-- Problem statement --
Every record should be written out exactly, please.
^^^^^^^^
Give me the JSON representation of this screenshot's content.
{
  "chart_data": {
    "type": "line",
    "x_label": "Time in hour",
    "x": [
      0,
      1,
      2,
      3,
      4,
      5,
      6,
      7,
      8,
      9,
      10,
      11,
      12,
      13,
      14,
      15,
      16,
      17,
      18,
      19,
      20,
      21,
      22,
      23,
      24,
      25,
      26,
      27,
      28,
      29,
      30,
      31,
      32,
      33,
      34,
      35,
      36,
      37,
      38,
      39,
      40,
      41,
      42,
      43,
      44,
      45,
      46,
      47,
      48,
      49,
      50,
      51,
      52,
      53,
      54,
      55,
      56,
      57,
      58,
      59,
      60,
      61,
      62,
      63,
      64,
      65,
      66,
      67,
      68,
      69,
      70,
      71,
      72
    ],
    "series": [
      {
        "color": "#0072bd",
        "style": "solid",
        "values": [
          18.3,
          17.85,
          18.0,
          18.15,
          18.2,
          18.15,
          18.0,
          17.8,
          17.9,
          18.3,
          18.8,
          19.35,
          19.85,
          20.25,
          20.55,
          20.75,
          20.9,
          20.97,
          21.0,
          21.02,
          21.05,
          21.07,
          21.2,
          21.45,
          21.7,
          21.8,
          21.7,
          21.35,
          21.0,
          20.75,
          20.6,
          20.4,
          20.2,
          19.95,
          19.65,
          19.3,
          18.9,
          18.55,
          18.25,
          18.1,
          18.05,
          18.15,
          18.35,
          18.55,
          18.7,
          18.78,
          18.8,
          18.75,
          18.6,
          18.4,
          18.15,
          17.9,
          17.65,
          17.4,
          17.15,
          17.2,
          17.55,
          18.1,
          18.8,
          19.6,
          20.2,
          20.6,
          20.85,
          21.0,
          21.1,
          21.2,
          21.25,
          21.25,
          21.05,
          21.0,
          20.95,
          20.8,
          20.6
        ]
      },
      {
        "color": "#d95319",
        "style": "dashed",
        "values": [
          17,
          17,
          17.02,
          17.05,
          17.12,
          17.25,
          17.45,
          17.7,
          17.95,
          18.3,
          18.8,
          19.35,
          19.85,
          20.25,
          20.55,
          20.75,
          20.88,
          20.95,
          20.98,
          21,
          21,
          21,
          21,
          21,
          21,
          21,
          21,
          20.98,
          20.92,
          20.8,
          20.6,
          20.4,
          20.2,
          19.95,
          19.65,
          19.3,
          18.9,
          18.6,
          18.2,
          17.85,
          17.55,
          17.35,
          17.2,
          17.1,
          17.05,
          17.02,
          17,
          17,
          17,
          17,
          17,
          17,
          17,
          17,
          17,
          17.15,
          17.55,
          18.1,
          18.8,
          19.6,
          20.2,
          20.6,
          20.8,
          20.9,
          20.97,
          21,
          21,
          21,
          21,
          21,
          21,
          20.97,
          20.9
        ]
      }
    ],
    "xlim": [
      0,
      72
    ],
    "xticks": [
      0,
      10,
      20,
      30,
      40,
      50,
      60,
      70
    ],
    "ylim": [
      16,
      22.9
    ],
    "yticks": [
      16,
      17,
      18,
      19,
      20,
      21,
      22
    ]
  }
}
^^^^^^^^
-- Response to this exercise --
Give me the JSON representation of this screenshot's content.
{
  "chart_data": {
    "type": "line",
    "x_label": "Time in hour",
    "x": [
      0,
      1,
      2,
      3,
      4,
      5,
      6,
      7,
      8,
      9,
      10,
      11,
      12,
      13,
      14,
      15,
      16,
      17,
      18,
      19,
      20,
      21,
      22,
      23,
      24,
      25,
      26,
      27,
      28,
      29,
      30,
      31,
      32,
      33,
      34,
      35,
      36,
      37,
      38,
      39,
      40,
      41,
      42,
      43,
      44,
      45,
      46,
      47,
      48,
      49,
      50,
      51,
      52,
      53,
      54,
      55,
      56,
      57,
      58,
      59,
      60,
      61,
      62,
      63,
      64,
      65,
      66,
      67,
      68,
      69,
      70,
      71,
      72
    ],
    "series": [
      {
        "color": "#0072bd",
        "style": "solid",
        "values": [
          18.3,
          17.85,
          18.0,
          18.15,
          18.2,
          18.15,
          18.0,
          17.8,
          17.9,
          18.3,
          18.8,
          19.35,
          19.85,
          20.25,
          20.55,
          20.75,
          20.9,
          20.97,
          21.0,
          21.02,
          21.05,
          21.07,
          21.2,
          21.45,
          21.7,
          21.8,
          21.7,
          21.35,
          21.0,
          20.75,
          20.6,
          20.4,
          20.2,
          19.95,
          19.65,
          19.3,
          18.9,
          18.55,
          18.25,
          18.1,
          18.05,
          18.15,
          18.35,
          18.55,
          18.7,
          18.78,
          18.8,
          18.75,
          18.6,
          18.4,
          18.15,
          17.9,
          17.65,
          17.4,
          17.15,
          17.2,
          17.55,
          18.1,
          18.8,
          19.6,
          20.2,
          20.6,
          20.85,
          21.0,
          21.1,
          21.2,
          21.25,
          21.25,
          21.05,
          21.0,
          20.95,
          20.8,
          20.6
        ]
      },
      {
        "color": "#d95319",
        "style": "dashed",
        "values": [
          17,
          17,
          17.02,
          17.05,
          17.12,
          17.25,
          17.45,
          17.7,
          17.95,
          18.3,
          18.8,
          19.35,
          19.85,
          20.25,
          20.55,
          20.75,
          20.88,
          20.95,
          20.98,
          21,
          21,
          21,
          21,
          21,
          21,
          21,
          21,
          20.98,
          20.92,
          20.8,
          20.6,
          20.4,
          20.2,
          19.95,
          19.65,
          19.3,
          18.9,
          18.6,
          18.2,
          17.85,
          17.55,
          17.35,
          17.2,
          17.1,
          17.05,
          17.02,
          17,
          17,
          17,
          17,
          17,
          17,
          17,
          17,
          17,
          17.15,
          17.55,
          18.1,
          18.8,
          19.6,
          20.2,
          20.6,
          20.8,
          20.9,
          20.97,
          21,
          21,
          21,
          21,
          21,
          21,
          20.97,
          20.9
        ]
      }
    ],
    "xlim": [
      0,
      72
    ],
    "xticks": [
      0,
      10,
      20,
      30,
      40,
      50,
      60,
      70
    ],
    "ylim": [
      16,
      22.9
    ],
    "yticks": [
      16,
      17,
      18,
      19,
      20,
      21,
      22
    ]
  }
}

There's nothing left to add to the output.